**STATED TASK:**
Would you extract the whole listing below and retype it exactly?

======== RECORDS FOR THE EXERCISE ========

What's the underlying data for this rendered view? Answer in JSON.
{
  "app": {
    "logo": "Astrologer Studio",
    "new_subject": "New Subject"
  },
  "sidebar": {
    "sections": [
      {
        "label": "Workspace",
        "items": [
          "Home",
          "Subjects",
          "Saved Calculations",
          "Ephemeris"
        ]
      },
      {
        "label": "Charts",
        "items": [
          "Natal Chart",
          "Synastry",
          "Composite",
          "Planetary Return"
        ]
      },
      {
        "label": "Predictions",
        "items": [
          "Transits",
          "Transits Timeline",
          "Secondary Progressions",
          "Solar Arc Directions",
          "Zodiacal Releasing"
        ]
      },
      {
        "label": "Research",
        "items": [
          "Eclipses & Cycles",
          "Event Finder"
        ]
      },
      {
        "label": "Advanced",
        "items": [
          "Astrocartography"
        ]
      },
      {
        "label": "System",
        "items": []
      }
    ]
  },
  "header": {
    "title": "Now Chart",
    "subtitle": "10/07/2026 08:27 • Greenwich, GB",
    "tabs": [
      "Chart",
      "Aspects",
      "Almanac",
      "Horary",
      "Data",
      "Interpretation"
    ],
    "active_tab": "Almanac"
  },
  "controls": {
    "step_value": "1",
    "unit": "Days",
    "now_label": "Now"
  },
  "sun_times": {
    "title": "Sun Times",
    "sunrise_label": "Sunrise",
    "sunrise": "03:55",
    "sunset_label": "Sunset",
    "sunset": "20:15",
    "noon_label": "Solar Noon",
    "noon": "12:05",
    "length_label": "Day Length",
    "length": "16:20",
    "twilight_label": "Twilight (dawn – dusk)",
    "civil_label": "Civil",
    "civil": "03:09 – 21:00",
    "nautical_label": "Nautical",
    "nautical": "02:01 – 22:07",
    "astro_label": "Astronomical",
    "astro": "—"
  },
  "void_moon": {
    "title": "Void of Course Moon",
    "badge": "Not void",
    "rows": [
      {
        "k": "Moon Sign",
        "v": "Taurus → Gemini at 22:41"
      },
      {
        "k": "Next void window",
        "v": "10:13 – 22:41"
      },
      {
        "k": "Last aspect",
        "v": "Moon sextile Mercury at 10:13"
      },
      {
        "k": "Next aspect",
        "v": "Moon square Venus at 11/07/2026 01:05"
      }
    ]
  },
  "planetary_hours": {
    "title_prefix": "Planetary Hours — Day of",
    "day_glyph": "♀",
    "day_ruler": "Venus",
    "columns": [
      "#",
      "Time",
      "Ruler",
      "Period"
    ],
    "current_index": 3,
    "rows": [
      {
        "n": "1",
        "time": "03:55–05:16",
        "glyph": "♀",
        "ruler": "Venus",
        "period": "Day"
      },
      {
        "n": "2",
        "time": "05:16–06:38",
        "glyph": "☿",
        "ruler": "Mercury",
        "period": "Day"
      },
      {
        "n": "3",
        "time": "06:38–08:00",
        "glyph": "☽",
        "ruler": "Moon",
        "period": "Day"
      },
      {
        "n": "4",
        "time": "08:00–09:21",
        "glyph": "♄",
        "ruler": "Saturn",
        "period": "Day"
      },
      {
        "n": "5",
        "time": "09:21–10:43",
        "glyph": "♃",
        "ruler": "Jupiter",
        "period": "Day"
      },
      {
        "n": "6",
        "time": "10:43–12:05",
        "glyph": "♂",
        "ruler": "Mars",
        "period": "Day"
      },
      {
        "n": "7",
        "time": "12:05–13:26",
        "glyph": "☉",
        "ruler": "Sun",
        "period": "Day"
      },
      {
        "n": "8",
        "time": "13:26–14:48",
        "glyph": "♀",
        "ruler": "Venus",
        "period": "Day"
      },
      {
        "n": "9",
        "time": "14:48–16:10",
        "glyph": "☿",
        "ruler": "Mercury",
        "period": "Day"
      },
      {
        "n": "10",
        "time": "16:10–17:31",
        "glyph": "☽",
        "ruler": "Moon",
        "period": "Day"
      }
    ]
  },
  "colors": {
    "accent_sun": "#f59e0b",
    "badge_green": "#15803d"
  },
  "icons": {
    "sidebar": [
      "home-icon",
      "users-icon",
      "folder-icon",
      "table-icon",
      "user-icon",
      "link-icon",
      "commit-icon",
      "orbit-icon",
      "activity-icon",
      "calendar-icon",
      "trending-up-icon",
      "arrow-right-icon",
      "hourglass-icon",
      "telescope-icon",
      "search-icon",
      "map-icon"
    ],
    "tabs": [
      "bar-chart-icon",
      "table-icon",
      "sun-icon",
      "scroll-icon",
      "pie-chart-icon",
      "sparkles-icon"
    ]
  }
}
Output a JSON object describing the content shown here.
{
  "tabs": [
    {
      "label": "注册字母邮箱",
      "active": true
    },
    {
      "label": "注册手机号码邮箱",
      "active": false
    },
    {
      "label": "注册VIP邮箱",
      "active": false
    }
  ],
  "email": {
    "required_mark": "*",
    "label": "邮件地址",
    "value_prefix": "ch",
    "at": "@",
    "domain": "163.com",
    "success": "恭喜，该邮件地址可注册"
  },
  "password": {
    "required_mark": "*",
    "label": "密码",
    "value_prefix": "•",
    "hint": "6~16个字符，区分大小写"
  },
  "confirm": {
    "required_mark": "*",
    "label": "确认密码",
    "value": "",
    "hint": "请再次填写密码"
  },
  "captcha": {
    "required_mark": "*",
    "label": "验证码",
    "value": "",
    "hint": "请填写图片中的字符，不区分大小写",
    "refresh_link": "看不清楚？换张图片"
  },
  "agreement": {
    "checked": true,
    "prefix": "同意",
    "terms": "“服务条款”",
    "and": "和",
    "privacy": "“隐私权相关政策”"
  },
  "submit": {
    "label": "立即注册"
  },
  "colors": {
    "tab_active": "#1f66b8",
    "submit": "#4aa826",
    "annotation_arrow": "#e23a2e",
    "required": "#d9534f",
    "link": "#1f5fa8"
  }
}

========

**OUTPUT OF THE EXERCISE:**
What's the underlying data for this rendered view? Answer in JSON.
{
  "app": {
    "logo": "Astrologer Studio",
    "new_subject": "New Subject"
  },
  "sidebar": {
    "sections": [
      {
        "label": "Workspace",
        "items": [
          "Home",
          "Subjects",
          "Saved Calculations",
          "Ephemeris"
        ]
      },
      {
        "label": "Charts",
        "items": [
          "Natal Chart",
          "Synastry",
          "Composite",
          "Planetary Return"
        ]
      },
      {
        "label": "Predictions",
        "items": [
          "Transits",
          "Transits Timeline",
          "Secondary Progressions",
          "Solar Arc Directions",
          "Zodiacal Releasing"
        ]
      },
      {
        "label": "Research",
        "items": [
          "Eclipses & Cycles",
          "Event Finder"
        ]
      },
      {
        "label": "Advanced",
        "items": [
          "Astrocartography"
        ]
      },
      {
        "label": "System",
        "items": []
      }
    ]
  },
  "header": {
    "title": "Now Chart",
    "subtitle": "10/07/2026 08:27 • Greenwich, GB",
    "tabs": [
      "Chart",
      "Aspects",
      "Almanac",
      "Horary",
      "Data",
      "Interpretation"
    ],
    "active_tab": "Almanac"
  },
  "controls": {
    "step_value": "1",
    "unit": "Days",
    "now_label": "Now"
  },
  "sun_times": {
    "title": "Sun Times",
    "sunrise_label": "Sunrise",
    "sunrise": "03:55",
    "sunset_label": "Sunset",
    "sunset": "20:15",
    "noon_label": "Solar Noon",
    "noon": "12:05",
    "length_label": "Day Length",
    "length": "16:20",
    "twilight_label": "Twilight (dawn – dusk)",
    "civil_label": "Civil",
    "civil": "03:09 – 21:00",
    "nautical_label": "Nautical",
    "nautical": "02:01 – 22:07",
    "astro_label": "Astronomical",
    "astro": "—"
  },
  "void_moon": {
    "title": "Void of Course Moon",
    "badge": "Not void",
    "rows": [
      {
        "k": "Moon Sign",
        "v": "Taurus → Gemini at 22:41"
      },
      {
        "k": "Next void window",
        "v": "10:13 – 22:41"
      },
      {
        "k": "Last aspect",
        "v": "Moon sextile Mercury at 10:13"
      },
      {
        "k": "Next aspect",
        "v": "Moon square Venus at 11/07/2026 01:05"
      }
    ]
  },
  "planetary_hours": {
    "title_prefix": "Planetary Hours — Day of",
    "day_glyph": "♀",
    "day_ruler": "Venus",
    "columns": [
      "#",
      "Time",
      "Ruler",
      "Period"
    ],
    "current_index": 3,
    "rows": [
      {
        "n": "1",
        "time": "03:55–05:16",
        "glyph": "♀",
        "ruler": "Venus",
        "period": "Day"
      },
      {
        "n": "2",
        "time": "05:16–06:38",
        "glyph": "☿",
        "ruler": "Mercury",
        "period": "Day"
      },
      {
        "n": "3",
        "time": "06:38–08:00",
        "glyph": "☽",
        "ruler": "Moon",
        "period": "Day"
      },
      {
        "n": "4",
        "time": "08:00–09:21",
        "glyph": "♄",
        "ruler": "Saturn",
        "period": "Day"
      },
      {
        "n": "5",
        "time": "09:21–10:43",
        "glyph": "♃",
        "ruler": "Jupiter",
        "period": "Day"
      },
      {
        "n": "6",
        "time": "10:43–12:05",
        "glyph": "♂",
        "ruler": "Mars",
        "period": "Day"
      },
      {
        "n": "7",
        "time": "12:05–13:26",
        "glyph": "☉",
        "ruler": "Sun",
        "period": "Day"
      },
      {
        "n": "8",
        "time": "13:26–14:48",
        "glyph": "♀",
        "ruler": "Venus",
        "period": "Day"
      },
      {
        "n": "9",
        "time": "14:48–16:10",
        "glyph": "☿",
        "ruler": "Mercury",
        "period": "Day"
      },
      {
        "n": "10",
        "time": "16:10–17:31",
        "glyph": "☽",
        "ruler": "Moon",
        "period": "Day"
      }
    ]
  },
  "colors": {
    "accent_sun": "#f59e0b",
    "badge_green": "#15803d"
  },
  "icons": {
    "sidebar": [
      "home-icon",
      "users-icon",
      "folder-icon",
      "table-icon",
      "user-icon",
      "link-icon",
      "commit-icon",
      "orbit-icon",
      "activity-icon",
      "calendar-icon",
      "trending-up-icon",
      "arrow-right-icon",
      "hourglass-icon",
      "telescope-icon",
      "search-icon",
      "map-icon"
    ],
    "tabs": [
      "bar-chart-icon",
      "table-icon",
      "sun-icon",
      "scroll-icon",
      "pie-chart-icon",
      "sparkles-icon"
    ]
  }
}
Output a JSON object describing the content shown here.
{
  "tabs": [
    {
      "label": "注册字母邮箱",
      "active": true
    },
    {
      "label": "注册手机号码邮箱",
      "active": false
    },
    {
      "label": "注册VIP邮箱",
      "active": false
    }
  ],
  "email": {
    "required_mark": "*",
    "label": "邮件地址",
    "value_prefix": "ch",
    "at": "@",
    "domain": "163.com",
    "success": "恭喜，该邮件地址可注册"
  },
  "password": {
    "required_mark": "*",
    "label": "密码",
    "value_prefix": "•",
    "hint": "6~16个字符，区分大小写"
  },
  "confirm": {
    "required_mark": "*",
    "label": "确认密码",
    "value": "",
    "hint": "请再次填写密码"
  },
  "captcha": {
    "required_mark": "*",
    "label": "验证码",
    "value": "",
    "hint": "请填写图片中的字符，不区分大小写",
    "refresh_link": "看不清楚？换张图片"
  },
  "agreement": {
    "checked": true,
    "prefix": "同意",
    "terms": "“服务条款”",
    "and": "和",
    "privacy": "“隐私权相关政策”"
  },
  "submit": {
    "label": "立即注册"
  },
  "colors": {
    "tab_active": "#1f66b8",
    "submit": "#4aa826",
    "annotation_arrow": "#e23a2e",
    "required": "#d9534f",
    "link": "#1f5fa8"
  }
}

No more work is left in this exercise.